-- START OF ITEMS --

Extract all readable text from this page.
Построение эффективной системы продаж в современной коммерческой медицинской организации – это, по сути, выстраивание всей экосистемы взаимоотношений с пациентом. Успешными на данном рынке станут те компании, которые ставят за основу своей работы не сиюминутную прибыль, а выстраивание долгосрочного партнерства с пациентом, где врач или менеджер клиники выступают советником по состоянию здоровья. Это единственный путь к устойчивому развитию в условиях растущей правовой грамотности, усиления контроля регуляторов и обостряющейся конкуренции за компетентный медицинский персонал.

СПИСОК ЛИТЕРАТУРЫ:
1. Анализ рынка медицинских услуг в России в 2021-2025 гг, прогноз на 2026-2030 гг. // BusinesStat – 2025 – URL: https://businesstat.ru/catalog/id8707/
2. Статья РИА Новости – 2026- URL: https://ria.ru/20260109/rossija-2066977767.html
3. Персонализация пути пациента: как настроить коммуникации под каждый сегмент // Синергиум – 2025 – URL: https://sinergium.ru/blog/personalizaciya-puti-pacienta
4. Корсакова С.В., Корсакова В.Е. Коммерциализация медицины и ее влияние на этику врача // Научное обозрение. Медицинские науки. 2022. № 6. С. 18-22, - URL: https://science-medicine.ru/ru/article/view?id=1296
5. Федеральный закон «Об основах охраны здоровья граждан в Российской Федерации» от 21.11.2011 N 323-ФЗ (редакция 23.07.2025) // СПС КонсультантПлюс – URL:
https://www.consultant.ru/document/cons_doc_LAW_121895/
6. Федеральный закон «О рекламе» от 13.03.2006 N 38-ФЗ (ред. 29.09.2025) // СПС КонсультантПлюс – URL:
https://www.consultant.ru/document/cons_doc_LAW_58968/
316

-- END OF ITEMS --

**WHAT THE TASK REQUIRES**
Note each line of the entries that has "consultant" in it, and copy those lines.

**CORRECT RESULT**
https://www.consultant.ru/document/cons_doc_LAW_121895/
https://www.consultant.ru/document/cons_doc_LAW_58968/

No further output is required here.